Prompt => Output every entry exactly as written.

Records for the task =>
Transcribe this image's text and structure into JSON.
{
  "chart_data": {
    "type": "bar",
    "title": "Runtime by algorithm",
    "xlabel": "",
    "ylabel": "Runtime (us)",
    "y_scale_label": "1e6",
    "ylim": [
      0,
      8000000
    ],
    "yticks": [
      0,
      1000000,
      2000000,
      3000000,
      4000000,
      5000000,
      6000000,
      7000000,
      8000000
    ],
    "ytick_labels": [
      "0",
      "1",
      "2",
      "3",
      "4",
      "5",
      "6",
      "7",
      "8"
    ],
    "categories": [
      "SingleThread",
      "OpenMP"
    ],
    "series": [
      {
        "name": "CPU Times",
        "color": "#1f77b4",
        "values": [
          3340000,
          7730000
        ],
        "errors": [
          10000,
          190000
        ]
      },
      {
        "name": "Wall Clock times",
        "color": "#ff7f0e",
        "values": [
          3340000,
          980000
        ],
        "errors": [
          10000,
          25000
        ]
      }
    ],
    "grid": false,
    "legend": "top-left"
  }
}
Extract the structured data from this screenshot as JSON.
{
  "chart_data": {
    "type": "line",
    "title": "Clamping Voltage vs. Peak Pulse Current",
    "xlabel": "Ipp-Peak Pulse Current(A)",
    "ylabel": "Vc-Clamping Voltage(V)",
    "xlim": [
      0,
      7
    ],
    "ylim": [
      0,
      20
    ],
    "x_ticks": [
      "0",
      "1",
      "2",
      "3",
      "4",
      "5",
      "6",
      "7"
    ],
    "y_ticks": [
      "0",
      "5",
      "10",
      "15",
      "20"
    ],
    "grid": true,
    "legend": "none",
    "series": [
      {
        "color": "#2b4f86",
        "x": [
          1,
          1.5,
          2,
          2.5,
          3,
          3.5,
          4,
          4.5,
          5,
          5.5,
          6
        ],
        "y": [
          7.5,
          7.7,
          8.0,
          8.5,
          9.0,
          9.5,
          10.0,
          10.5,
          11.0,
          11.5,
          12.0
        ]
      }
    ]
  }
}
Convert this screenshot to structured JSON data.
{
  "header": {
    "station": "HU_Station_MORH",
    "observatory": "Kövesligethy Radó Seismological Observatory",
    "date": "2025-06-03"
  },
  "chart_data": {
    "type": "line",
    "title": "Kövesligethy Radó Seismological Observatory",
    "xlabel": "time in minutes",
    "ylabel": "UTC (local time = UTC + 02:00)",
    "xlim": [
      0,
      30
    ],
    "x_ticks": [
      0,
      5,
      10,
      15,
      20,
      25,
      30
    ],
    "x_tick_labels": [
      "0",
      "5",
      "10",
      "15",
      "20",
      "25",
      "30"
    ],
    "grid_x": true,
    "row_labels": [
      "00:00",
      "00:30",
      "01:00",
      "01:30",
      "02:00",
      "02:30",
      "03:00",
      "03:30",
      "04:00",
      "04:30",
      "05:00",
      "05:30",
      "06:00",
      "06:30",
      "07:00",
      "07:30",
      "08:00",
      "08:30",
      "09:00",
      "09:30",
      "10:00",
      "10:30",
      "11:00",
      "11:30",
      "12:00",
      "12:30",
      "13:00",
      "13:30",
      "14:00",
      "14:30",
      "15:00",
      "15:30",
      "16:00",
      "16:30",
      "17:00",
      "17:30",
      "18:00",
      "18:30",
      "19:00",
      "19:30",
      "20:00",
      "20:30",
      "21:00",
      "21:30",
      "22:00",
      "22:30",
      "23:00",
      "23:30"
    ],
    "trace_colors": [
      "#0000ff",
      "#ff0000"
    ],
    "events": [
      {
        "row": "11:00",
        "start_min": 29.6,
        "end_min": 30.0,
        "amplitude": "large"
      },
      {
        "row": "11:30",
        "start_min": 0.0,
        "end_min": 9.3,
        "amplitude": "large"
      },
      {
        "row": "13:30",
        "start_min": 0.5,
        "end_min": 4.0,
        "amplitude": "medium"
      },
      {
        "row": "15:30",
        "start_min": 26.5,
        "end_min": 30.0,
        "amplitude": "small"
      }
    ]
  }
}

Exercise result =>
Transcribe this image's text and structure into JSON.
{
  "chart_data": {
    "type": "bar",
    "title": "Runtime by algorithm",
    "xlabel": "",
    "ylabel": "Runtime (us)",
    "y_scale_label": "1e6",
    "ylim": [
      0,
      8000000
    ],
    "yticks": [
      0,
      1000000,
      2000000,
      3000000,
      4000000,
      5000000,
      6000000,
      7000000,
      8000000
    ],
    "ytick_labels": [
      "0",
      "1",
      "2",
      "3",
      "4",
      "5",
      "6",
      "7",
      "8"
    ],
    "categories": [
      "SingleThread",
      "OpenMP"
    ],
    "series": [
      {
        "name": "CPU Times",
        "color": "#1f77b4",
        "values": [
          3340000,
          7730000
        ],
        "errors": [
          10000,
          190000
        ]
      },
      {
        "name": "Wall Clock times",
        "color": "#ff7f0e",
        "values": [
          3340000,
          980000
        ],
        "errors": [
          10000,
          25000
        ]
      }
    ],
    "grid": false,
    "legend": "top-left"
  }
}
Extract the structured data from this screenshot as JSON.
{
  "chart_data": {
    "type": "line",
    "title": "Clamping Voltage vs. Peak Pulse Current",
    "xlabel": "Ipp-Peak Pulse Current(A)",
    "ylabel": "Vc-Clamping Voltage(V)",
    "xlim": [
      0,
      7
    ],
    "ylim": [
      0,
      20
    ],
    "x_ticks": [
      "0",
      "1",
      "2",
      "3",
      "4",
      "5",
      "6",
      "7"
    ],
    "y_ticks": [
      "0",
      "5",
      "10",
      "15",
      "20"
    ],
    "grid": true,
    "legend": "none",
    "series": [
      {
        "color": "#2b4f86",
        "x": [
          1,
          1.5,
          2,
          2.5,
          3,
          3.5,
          4,
          4.5,
          5,
          5.5,
          6
        ],
        "y": [
          7.5,
          7.7,
          8.0,
          8.5,
          9.0,
          9.5,
          10.0,
          10.5,
          11.0,
          11.5,
          12.0
        ]
      }
    ]
  }
}
Convert this screenshot to structured JSON data.
{
  "header": {
    "station": "HU_Station_MORH",
    "observatory": "Kövesligethy Radó Seismological Observatory",
    "date": "2025-06-03"
  },
  "chart_data": {
    "type": "line",
    "title": "Kövesligethy Radó Seismological Observatory",
    "xlabel": "time in minutes",
    "ylabel": "UTC (local time = UTC + 02:00)",
    "xlim": [
      0,
      30
    ],
    "x_ticks": [
      0,
      5,
      10,
      15,
      20,
      25,
      30
    ],
    "x_tick_labels": [
      "0",
      "5",
      "10",
      "15",
      "20",
      "25",
      "30"
    ],
    "grid_x": true,
    "row_labels": [
      "00:00",
      "00:30",
      "01:00",
      "01:30",
      "02:00",
      "02:30",
      "03:00",
      "03:30",
      "04:00",
      "04:30",
      "05:00",
      "05:30",
      "06:00",
      "06:30",
      "07:00",
      "07:30",
      "08:00",
      "08:30",
      "09:00",
      "09:30",
      "10:00",
      "10:30",
      "11:00",
      "11:30",
      "12:00",
      "12:30",
      "13:00",
      "13:30",
      "14:00",
      "14:30",
      "15:00",
      "15:30",
      "16:00",
      "16:30",
      "17:00",
      "17:30",
      "18:00",
      "18:30",
      "19:00",
      "19:30",
      "20:00",
      "20:30",
      "21:00",
      "21:30",
      "22:00",
      "22:30",
      "23:00",
      "23:30"
    ],
    "trace_colors": [
      "#0000ff",
      "#ff0000"
    ],
    "events": [
      {
        "row": "11:00",
        "start_min": 29.6,
        "end_min": 30.0,
        "amplitude": "large"
      },
      {
        "row": "11:30",
        "start_min": 0.0,
        "end_min": 9.3,
        "amplitude": "large"
      },
      {
        "row": "13:30",
        "start_min": 0.5,
        "end_min": 4.0,
        "amplitude": "medium"
      },
      {
        "row": "15:30",
        "start_min": 26.5,
        "end_min": 30.0,
        "amplitude": "small"
      }
    ]
  }
}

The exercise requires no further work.